Will you output all of the data below exactly, omitting the images?

----- Supplied entries -----

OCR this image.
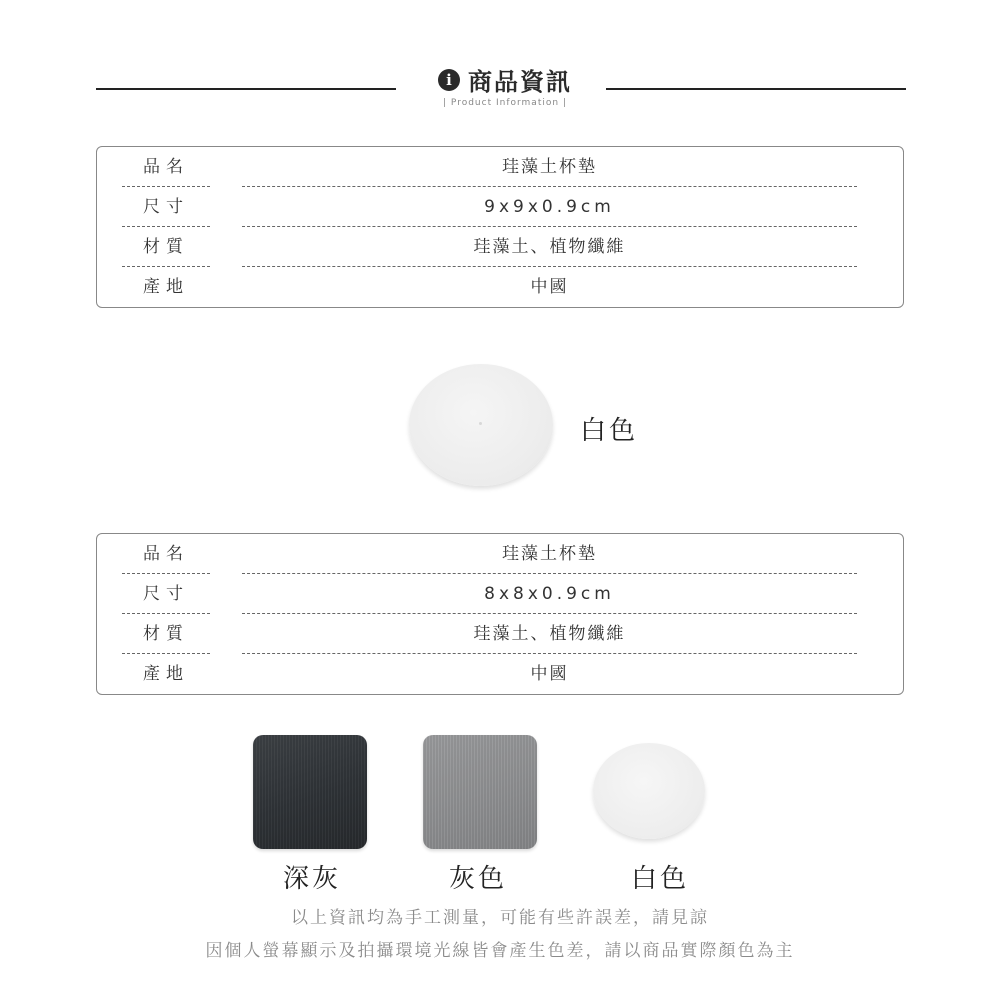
i 商品資訊
| Product Information |
品名	珪藻土杯墊
尺寸	9x9x0.9cm
材質	珪藻土、植物纖維
產地	中國
白色
品名	珪藻土杯墊
尺寸	8x8x0.9cm
材質	珪藻土、植物纖維
產地	中國
深灰	灰色	白色
以上資訊均為手工測量，可能有些許誤差，請見諒
因個人螢幕顯示及拍攝環境光線皆會產生色差，請以商品實際顏色為主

-----

▶ Exercise result
OCR this image.
i 商品資訊
| Product Information |
品名	珪藻土杯墊
尺寸	9x9x0.9cm
材質	珪藻土、植物纖維
產地	中國
白色
品名	珪藻土杯墊
尺寸	8x8x0.9cm
材質	珪藻土、植物纖維
產地	中國
深灰	灰色	白色
以上資訊均為手工測量，可能有些許誤差，請見諒
因個人螢幕顯示及拍攝環境光線皆會產生色差，請以商品實際顏色為主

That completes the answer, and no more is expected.